DIRECTIONS: Count how many lines of the data below contain the string "Erzeugte"; the reply should be that number alone.

EXERCISE INPUT:
*-*-*

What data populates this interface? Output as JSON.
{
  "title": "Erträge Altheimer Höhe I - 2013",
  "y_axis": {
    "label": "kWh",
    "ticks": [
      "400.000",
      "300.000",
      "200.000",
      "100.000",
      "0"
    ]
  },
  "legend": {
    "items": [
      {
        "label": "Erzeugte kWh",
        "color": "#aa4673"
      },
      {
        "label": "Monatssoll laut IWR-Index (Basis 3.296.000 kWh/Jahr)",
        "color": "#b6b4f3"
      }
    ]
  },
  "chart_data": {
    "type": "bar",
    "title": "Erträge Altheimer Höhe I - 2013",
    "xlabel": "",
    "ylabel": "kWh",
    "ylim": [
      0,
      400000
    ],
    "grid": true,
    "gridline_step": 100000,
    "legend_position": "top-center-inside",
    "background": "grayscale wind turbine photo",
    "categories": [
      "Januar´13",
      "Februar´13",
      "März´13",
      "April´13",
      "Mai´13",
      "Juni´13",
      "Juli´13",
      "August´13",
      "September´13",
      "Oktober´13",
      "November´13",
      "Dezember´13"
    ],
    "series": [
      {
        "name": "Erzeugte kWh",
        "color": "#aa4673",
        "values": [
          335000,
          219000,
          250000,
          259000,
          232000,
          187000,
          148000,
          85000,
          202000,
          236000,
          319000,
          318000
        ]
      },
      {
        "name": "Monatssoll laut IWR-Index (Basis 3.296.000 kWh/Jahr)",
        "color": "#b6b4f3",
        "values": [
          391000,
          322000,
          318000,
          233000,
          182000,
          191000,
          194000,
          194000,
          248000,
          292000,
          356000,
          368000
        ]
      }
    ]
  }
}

*-*-*

FULL RESPONSE: 2